[Data records]
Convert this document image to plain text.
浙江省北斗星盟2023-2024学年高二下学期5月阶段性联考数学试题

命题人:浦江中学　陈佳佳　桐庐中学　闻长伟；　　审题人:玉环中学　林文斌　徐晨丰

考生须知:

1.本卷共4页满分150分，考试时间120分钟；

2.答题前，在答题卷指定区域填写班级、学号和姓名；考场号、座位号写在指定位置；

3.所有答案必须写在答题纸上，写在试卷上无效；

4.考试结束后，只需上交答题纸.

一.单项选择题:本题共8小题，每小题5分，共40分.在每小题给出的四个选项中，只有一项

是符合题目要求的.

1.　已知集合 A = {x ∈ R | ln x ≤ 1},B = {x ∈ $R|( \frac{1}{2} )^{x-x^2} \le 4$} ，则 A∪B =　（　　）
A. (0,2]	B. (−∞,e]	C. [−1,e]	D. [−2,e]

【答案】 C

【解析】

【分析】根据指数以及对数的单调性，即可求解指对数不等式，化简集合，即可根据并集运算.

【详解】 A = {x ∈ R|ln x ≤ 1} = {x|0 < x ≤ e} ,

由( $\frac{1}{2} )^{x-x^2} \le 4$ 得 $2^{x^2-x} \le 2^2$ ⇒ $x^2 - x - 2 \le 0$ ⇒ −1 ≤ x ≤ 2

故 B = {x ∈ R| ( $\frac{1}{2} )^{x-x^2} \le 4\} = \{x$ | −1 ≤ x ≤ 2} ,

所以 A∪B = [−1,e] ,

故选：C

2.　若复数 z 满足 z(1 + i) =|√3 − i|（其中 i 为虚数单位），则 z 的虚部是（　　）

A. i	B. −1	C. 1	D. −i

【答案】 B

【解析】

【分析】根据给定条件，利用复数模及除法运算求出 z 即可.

* * *

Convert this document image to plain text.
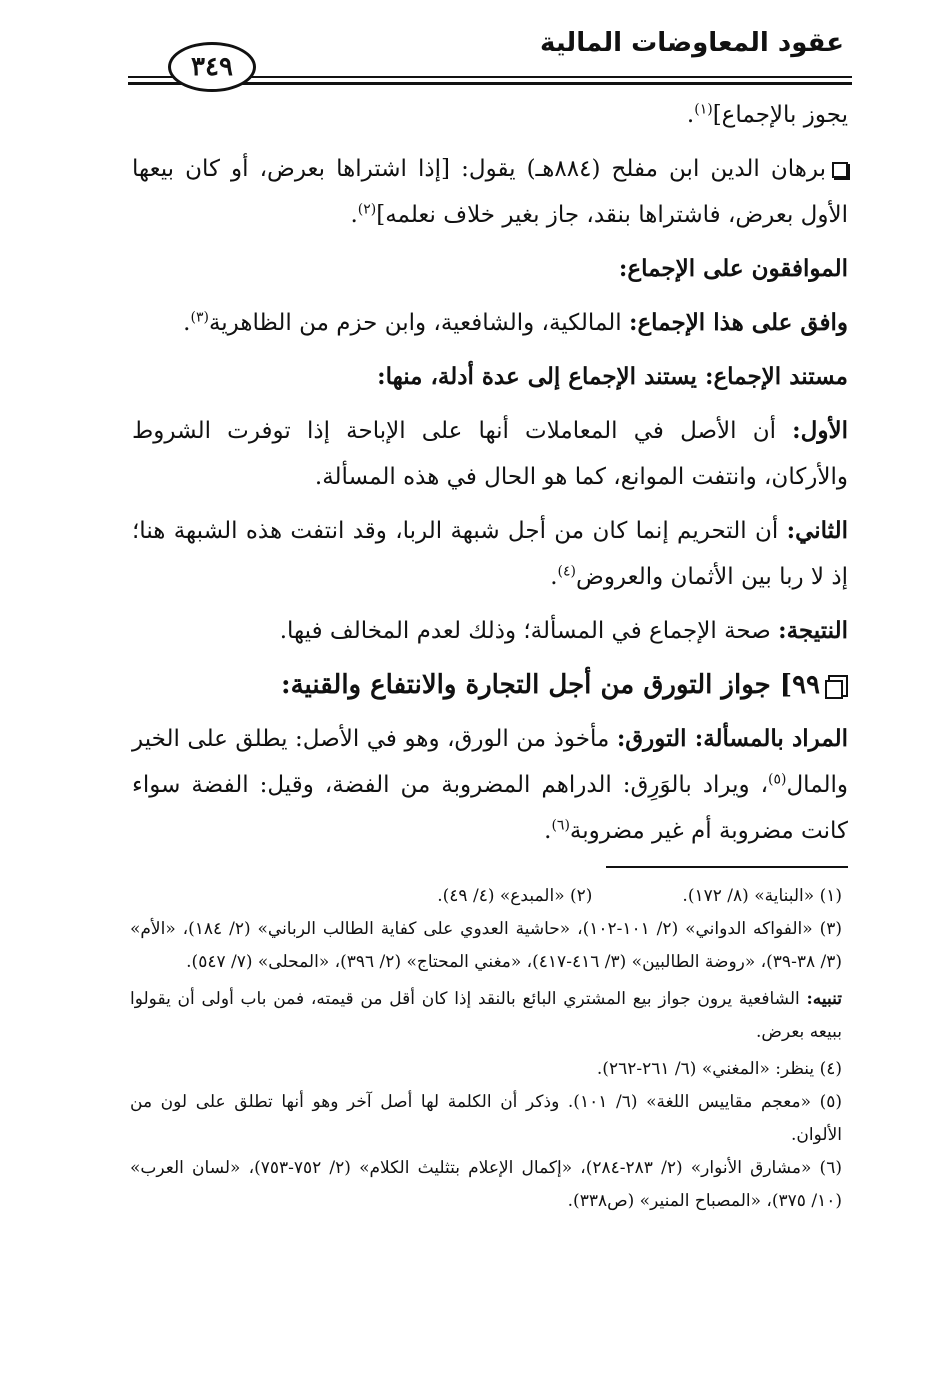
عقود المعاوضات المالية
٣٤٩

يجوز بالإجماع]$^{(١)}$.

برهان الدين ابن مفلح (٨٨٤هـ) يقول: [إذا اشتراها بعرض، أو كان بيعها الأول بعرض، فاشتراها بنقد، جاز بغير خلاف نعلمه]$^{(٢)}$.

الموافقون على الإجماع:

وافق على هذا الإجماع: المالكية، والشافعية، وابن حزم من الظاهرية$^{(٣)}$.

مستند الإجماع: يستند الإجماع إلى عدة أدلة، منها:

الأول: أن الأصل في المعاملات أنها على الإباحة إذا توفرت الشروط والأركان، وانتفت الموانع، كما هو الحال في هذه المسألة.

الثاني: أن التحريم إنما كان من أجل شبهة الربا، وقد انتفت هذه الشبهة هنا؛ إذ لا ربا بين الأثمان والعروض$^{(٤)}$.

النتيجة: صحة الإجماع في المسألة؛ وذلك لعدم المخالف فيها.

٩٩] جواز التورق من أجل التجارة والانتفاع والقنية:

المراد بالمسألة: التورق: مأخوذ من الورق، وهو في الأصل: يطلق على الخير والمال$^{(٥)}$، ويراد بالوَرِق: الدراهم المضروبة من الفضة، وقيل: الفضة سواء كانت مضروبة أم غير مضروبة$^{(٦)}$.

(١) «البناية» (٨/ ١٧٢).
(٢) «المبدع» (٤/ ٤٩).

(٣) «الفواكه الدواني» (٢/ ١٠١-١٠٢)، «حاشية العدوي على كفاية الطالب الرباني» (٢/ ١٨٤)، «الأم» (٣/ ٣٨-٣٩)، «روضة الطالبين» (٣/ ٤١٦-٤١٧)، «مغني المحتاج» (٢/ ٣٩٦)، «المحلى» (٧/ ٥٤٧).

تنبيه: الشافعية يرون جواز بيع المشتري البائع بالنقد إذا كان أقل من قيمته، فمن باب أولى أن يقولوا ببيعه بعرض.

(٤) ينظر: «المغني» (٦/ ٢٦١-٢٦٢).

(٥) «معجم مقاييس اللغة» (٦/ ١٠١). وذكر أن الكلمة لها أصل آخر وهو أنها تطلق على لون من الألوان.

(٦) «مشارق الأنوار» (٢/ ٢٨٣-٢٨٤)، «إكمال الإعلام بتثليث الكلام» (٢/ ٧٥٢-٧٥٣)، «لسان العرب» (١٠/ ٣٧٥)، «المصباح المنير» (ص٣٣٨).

==

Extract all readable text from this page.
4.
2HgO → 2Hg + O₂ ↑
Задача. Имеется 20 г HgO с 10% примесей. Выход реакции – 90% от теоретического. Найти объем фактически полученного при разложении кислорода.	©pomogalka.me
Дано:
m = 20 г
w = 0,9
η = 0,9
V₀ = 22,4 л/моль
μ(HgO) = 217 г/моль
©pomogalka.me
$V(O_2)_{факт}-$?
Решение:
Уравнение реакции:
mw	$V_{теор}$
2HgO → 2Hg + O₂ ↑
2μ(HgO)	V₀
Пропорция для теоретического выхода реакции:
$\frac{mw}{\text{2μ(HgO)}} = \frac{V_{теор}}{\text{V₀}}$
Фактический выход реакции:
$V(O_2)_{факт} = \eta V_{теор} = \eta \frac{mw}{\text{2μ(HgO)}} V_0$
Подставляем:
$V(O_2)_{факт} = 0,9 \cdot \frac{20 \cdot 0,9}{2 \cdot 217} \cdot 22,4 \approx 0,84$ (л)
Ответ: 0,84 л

* WHAT YOU SHOULD DO *
Select every line of the records holding the string "أنها".

* PROBLEM SOLUTION *
الأول: أن الأصل في المعاملات أنها على الإباحة إذا توفرت الشروط والأركان، وانتفت الموانع، كما هو الحال في هذه المسألة.
(٥) «معجم مقاييس اللغة» (٦/ ١٠١). وذكر أن الكلمة لها أصل آخر وهو أنها تطلق على لون من الألوان.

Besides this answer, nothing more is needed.